Extracted material:
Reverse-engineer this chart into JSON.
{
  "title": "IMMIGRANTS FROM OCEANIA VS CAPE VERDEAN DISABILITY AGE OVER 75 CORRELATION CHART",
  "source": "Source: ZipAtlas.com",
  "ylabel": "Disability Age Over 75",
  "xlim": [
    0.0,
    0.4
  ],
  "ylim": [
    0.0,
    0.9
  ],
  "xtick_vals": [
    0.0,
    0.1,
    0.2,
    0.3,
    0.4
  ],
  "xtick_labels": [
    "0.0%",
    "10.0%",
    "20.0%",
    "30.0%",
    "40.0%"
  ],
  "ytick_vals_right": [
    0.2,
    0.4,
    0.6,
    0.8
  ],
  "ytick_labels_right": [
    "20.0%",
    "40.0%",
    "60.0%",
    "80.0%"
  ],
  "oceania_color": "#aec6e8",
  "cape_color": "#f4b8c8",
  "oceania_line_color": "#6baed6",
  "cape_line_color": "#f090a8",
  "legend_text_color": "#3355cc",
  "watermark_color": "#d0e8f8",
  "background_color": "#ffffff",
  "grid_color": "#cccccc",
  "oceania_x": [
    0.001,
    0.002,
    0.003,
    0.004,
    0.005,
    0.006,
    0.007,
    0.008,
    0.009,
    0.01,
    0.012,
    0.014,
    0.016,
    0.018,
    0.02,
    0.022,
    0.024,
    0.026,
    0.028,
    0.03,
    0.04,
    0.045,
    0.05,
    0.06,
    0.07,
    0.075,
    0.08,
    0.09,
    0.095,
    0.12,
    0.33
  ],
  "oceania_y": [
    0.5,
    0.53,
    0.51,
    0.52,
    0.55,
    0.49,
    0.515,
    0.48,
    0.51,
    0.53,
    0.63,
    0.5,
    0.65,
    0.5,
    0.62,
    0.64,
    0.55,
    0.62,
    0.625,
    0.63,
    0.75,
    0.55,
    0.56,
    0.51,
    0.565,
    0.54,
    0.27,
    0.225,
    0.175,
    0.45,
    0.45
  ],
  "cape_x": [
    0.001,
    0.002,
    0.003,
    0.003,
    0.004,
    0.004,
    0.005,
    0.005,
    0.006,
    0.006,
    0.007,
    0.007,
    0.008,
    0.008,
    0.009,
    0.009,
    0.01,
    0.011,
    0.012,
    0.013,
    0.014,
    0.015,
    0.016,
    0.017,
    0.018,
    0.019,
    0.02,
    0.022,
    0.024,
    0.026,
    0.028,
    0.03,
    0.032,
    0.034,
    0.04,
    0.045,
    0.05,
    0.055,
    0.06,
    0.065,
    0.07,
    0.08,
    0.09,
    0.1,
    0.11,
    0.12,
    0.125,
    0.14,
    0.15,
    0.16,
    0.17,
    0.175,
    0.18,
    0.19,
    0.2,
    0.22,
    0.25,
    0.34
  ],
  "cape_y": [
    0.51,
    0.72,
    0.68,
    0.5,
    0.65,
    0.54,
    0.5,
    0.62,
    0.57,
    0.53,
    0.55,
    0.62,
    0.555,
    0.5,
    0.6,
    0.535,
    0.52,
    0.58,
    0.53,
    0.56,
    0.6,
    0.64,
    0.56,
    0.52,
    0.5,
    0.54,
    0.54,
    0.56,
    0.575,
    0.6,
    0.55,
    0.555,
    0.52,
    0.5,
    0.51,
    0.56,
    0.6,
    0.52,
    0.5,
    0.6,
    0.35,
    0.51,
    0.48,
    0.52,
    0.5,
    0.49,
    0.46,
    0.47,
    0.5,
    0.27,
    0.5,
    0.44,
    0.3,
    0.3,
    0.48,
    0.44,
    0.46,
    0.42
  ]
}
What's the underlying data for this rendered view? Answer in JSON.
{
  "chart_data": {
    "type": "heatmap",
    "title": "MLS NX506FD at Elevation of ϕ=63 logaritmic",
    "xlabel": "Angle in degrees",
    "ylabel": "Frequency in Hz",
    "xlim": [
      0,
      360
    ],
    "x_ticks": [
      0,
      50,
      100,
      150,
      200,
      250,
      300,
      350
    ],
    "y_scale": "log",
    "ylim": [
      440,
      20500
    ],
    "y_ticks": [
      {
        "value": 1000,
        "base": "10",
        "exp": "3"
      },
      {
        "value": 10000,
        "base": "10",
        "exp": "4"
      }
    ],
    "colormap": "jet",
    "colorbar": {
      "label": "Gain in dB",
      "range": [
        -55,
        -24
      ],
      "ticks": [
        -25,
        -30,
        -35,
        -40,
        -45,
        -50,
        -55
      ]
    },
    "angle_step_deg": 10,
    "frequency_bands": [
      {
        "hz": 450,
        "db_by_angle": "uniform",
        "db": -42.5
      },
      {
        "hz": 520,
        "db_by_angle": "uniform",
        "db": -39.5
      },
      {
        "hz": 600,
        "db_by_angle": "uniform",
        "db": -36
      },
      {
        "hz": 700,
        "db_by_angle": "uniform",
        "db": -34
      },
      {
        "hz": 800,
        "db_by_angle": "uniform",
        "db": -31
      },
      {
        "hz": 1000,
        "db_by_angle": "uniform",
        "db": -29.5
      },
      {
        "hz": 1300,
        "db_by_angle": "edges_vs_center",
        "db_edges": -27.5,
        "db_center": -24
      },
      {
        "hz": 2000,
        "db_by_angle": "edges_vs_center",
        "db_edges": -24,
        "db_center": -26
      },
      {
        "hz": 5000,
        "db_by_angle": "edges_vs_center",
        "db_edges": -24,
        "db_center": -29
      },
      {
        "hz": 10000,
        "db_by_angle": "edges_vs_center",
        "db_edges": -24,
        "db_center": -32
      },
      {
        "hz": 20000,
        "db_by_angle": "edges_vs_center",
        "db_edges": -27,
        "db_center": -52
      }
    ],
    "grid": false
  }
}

Brief:
Copy all the entries verbatim.

Written response:
Reverse-engineer this chart into JSON.
{
  "title": "IMMIGRANTS FROM OCEANIA VS CAPE VERDEAN DISABILITY AGE OVER 75 CORRELATION CHART",
  "source": "Source: ZipAtlas.com",
  "ylabel": "Disability Age Over 75",
  "xlim": [
    0.0,
    0.4
  ],
  "ylim": [
    0.0,
    0.9
  ],
  "xtick_vals": [
    0.0,
    0.1,
    0.2,
    0.3,
    0.4
  ],
  "xtick_labels": [
    "0.0%",
    "10.0%",
    "20.0%",
    "30.0%",
    "40.0%"
  ],
  "ytick_vals_right": [
    0.2,
    0.4,
    0.6,
    0.8
  ],
  "ytick_labels_right": [
    "20.0%",
    "40.0%",
    "60.0%",
    "80.0%"
  ],
  "oceania_color": "#aec6e8",
  "cape_color": "#f4b8c8",
  "oceania_line_color": "#6baed6",
  "cape_line_color": "#f090a8",
  "legend_text_color": "#3355cc",
  "watermark_color": "#d0e8f8",
  "background_color": "#ffffff",
  "grid_color": "#cccccc",
  "oceania_x": [
    0.001,
    0.002,
    0.003,
    0.004,
    0.005,
    0.006,
    0.007,
    0.008,
    0.009,
    0.01,
    0.012,
    0.014,
    0.016,
    0.018,
    0.02,
    0.022,
    0.024,
    0.026,
    0.028,
    0.03,
    0.04,
    0.045,
    0.05,
    0.06,
    0.07,
    0.075,
    0.08,
    0.09,
    0.095,
    0.12,
    0.33
  ],
  "oceania_y": [
    0.5,
    0.53,
    0.51,
    0.52,
    0.55,
    0.49,
    0.515,
    0.48,
    0.51,
    0.53,
    0.63,
    0.5,
    0.65,
    0.5,
    0.62,
    0.64,
    0.55,
    0.62,
    0.625,
    0.63,
    0.75,
    0.55,
    0.56,
    0.51,
    0.565,
    0.54,
    0.27,
    0.225,
    0.175,
    0.45,
    0.45
  ],
  "cape_x": [
    0.001,
    0.002,
    0.003,
    0.003,
    0.004,
    0.004,
    0.005,
    0.005,
    0.006,
    0.006,
    0.007,
    0.007,
    0.008,
    0.008,
    0.009,
    0.009,
    0.01,
    0.011,
    0.012,
    0.013,
    0.014,
    0.015,
    0.016,
    0.017,
    0.018,
    0.019,
    0.02,
    0.022,
    0.024,
    0.026,
    0.028,
    0.03,
    0.032,
    0.034,
    0.04,
    0.045,
    0.05,
    0.055,
    0.06,
    0.065,
    0.07,
    0.08,
    0.09,
    0.1,
    0.11,
    0.12,
    0.125,
    0.14,
    0.15,
    0.16,
    0.17,
    0.175,
    0.18,
    0.19,
    0.2,
    0.22,
    0.25,
    0.34
  ],
  "cape_y": [
    0.51,
    0.72,
    0.68,
    0.5,
    0.65,
    0.54,
    0.5,
    0.62,
    0.57,
    0.53,
    0.55,
    0.62,
    0.555,
    0.5,
    0.6,
    0.535,
    0.52,
    0.58,
    0.53,
    0.56,
    0.6,
    0.64,
    0.56,
    0.52,
    0.5,
    0.54,
    0.54,
    0.56,
    0.575,
    0.6,
    0.55,
    0.555,
    0.52,
    0.5,
    0.51,
    0.56,
    0.6,
    0.52,
    0.5,
    0.6,
    0.35,
    0.51,
    0.48,
    0.52,
    0.5,
    0.49,
    0.46,
    0.47,
    0.5,
    0.27,
    0.5,
    0.44,
    0.3,
    0.3,
    0.48,
    0.44,
    0.46,
    0.42
  ]
}
What's the underlying data for this rendered view? Answer in JSON.
{
  "chart_data": {
    "type": "heatmap",
    "title": "MLS NX506FD at Elevation of ϕ=63 logaritmic",
    "xlabel": "Angle in degrees",
    "ylabel": "Frequency in Hz",
    "xlim": [
      0,
      360
    ],
    "x_ticks": [
      0,
      50,
      100,
      150,
      200,
      250,
      300,
      350
    ],
    "y_scale": "log",
    "ylim": [
      440,
      20500
    ],
    "y_ticks": [
      {
        "value": 1000,
        "base": "10",
        "exp": "3"
      },
      {
        "value": 10000,
        "base": "10",
        "exp": "4"
      }
    ],
    "colormap": "jet",
    "colorbar": {
      "label": "Gain in dB",
      "range": [
        -55,
        -24
      ],
      "ticks": [
        -25,
        -30,
        -35,
        -40,
        -45,
        -50,
        -55
      ]
    },
    "angle_step_deg": 10,
    "frequency_bands": [
      {
        "hz": 450,
        "db_by_angle": "uniform",
        "db": -42.5
      },
      {
        "hz": 520,
        "db_by_angle": "uniform",
        "db": -39.5
      },
      {
        "hz": 600,
        "db_by_angle": "uniform",
        "db": -36
      },
      {
        "hz": 700,
        "db_by_angle": "uniform",
        "db": -34
      },
      {
        "hz": 800,
        "db_by_angle": "uniform",
        "db": -31
      },
      {
        "hz": 1000,
        "db_by_angle": "uniform",
        "db": -29.5
      },
      {
        "hz": 1300,
        "db_by_angle": "edges_vs_center",
        "db_edges": -27.5,
        "db_center": -24
      },
      {
        "hz": 2000,
        "db_by_angle": "edges_vs_center",
        "db_edges": -24,
        "db_center": -26
      },
      {
        "hz": 5000,
        "db_by_angle": "edges_vs_center",
        "db_edges": -24,
        "db_center": -29
      },
      {
        "hz": 10000,
        "db_by_angle": "edges_vs_center",
        "db_edges": -24,
        "db_center": -32
      },
      {
        "hz": 20000,
        "db_by_angle": "edges_vs_center",
        "db_edges": -27,
        "db_center": -52
      }
    ],
    "grid": false
  }
}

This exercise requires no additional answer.